◆ **What is required**: Take every line from the listing below that includes "JSON" and copy it.

-=-=-

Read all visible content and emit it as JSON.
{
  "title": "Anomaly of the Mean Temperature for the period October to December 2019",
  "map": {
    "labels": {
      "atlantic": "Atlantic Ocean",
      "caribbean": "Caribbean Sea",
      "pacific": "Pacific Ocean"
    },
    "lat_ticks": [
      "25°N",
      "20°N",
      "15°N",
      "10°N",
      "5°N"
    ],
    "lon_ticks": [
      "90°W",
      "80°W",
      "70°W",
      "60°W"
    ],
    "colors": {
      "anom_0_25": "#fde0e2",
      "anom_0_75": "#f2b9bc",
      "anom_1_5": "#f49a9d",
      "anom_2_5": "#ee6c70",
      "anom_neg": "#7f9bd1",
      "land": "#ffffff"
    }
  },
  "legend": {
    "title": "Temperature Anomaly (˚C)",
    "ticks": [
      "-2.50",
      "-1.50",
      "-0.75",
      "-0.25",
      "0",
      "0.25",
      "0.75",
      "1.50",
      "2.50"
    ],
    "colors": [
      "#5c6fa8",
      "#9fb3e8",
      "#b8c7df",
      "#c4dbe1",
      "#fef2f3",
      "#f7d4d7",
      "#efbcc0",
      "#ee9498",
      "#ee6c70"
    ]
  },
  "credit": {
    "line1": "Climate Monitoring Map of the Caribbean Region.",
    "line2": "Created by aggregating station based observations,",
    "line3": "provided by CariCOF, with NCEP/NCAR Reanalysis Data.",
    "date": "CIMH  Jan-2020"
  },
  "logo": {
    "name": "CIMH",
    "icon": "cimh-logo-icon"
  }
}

-=-=-

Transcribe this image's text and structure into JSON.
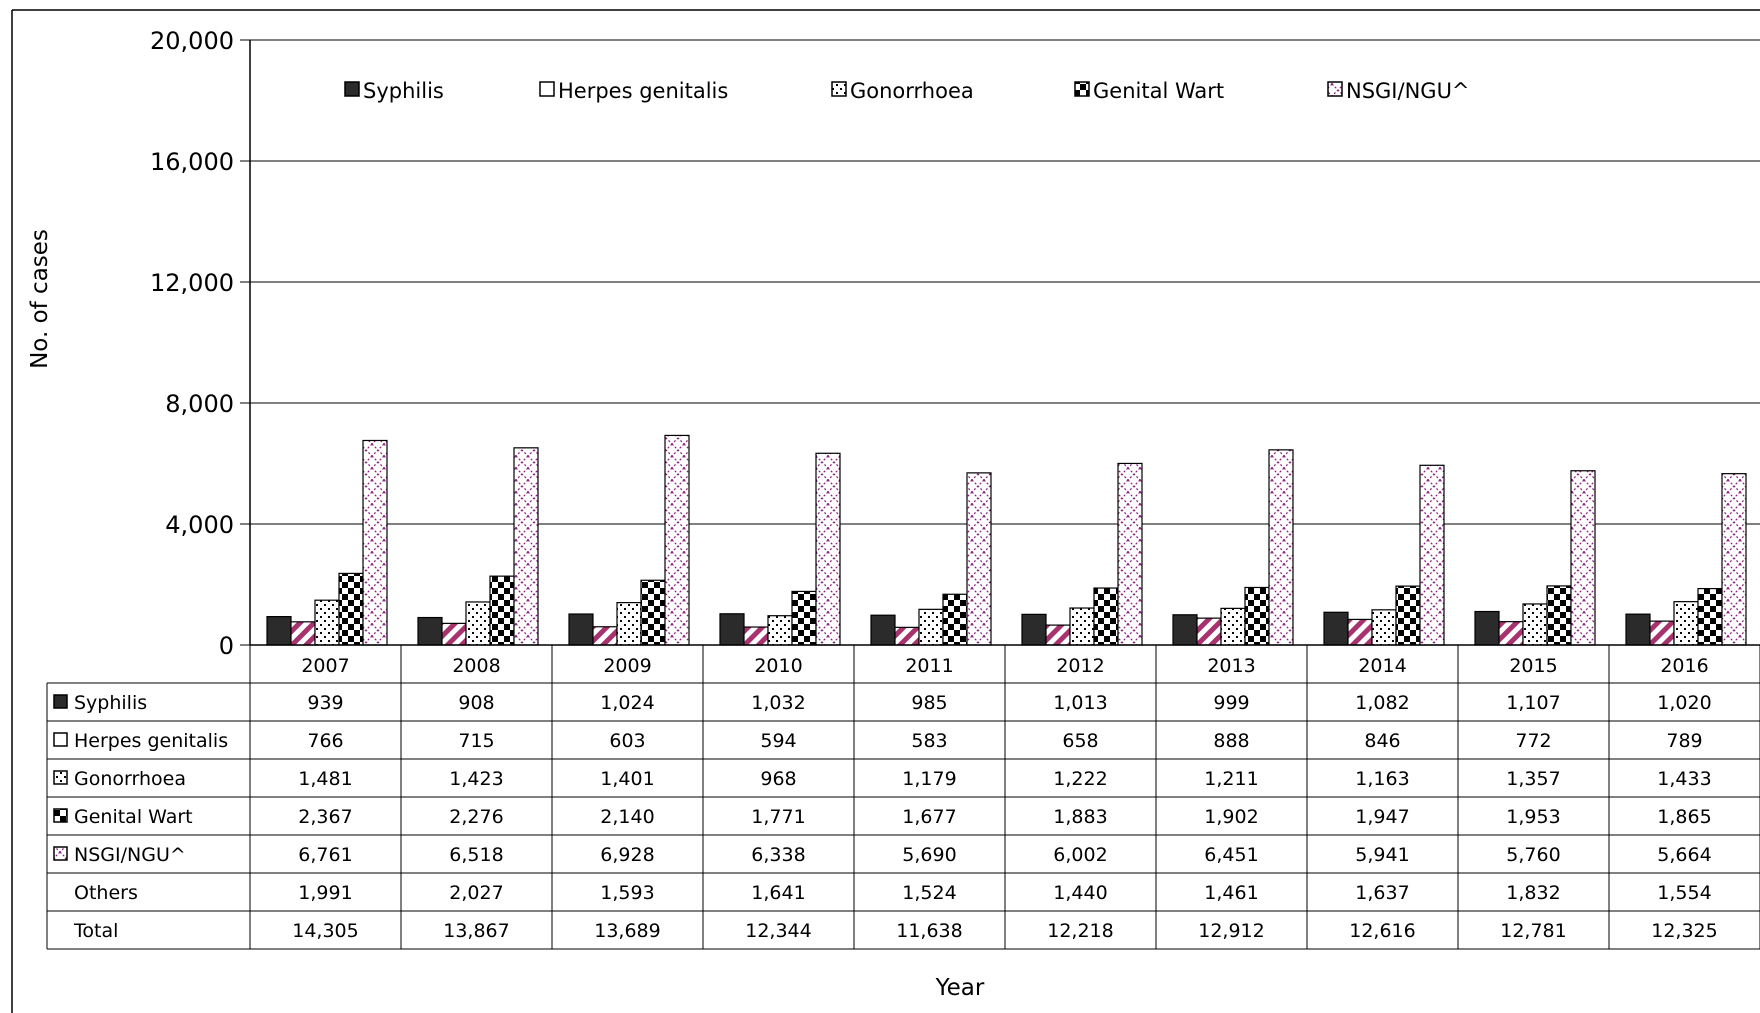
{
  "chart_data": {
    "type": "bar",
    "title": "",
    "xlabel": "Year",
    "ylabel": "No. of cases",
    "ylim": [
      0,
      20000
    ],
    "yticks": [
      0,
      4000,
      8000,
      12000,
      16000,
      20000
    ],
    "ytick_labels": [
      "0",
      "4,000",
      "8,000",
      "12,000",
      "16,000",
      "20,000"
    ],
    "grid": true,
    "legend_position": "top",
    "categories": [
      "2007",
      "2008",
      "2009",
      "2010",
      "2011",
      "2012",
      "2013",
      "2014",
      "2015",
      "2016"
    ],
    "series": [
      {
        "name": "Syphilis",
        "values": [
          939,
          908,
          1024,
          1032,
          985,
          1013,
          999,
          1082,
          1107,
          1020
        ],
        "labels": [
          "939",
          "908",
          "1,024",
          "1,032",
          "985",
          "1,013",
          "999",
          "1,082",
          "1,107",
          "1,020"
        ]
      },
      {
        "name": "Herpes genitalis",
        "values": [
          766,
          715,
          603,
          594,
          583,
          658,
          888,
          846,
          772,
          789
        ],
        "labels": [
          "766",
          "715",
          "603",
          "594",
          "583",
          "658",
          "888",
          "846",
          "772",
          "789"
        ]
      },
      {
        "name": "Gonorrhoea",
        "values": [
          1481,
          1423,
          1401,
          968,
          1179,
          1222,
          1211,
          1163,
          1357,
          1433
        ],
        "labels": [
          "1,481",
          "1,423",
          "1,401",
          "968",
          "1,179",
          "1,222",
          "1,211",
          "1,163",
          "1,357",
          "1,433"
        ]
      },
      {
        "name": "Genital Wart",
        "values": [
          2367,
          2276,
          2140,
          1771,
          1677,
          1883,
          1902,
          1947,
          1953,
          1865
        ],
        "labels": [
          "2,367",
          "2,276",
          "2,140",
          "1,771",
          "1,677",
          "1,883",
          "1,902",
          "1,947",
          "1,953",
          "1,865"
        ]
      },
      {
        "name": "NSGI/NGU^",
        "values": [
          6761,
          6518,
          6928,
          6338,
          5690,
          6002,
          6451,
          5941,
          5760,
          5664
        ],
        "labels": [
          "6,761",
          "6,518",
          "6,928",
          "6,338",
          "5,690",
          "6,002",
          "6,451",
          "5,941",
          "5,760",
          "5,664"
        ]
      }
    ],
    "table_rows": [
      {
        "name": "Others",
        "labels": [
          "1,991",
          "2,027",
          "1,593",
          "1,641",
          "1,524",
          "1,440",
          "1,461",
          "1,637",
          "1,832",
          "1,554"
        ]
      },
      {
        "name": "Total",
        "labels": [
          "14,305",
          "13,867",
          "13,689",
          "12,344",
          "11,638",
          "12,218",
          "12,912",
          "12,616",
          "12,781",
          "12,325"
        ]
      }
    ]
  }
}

-=-=-

◆ **Exercise response**:
Read all visible content and emit it as JSON.
Transcribe this image's text and structure into JSON.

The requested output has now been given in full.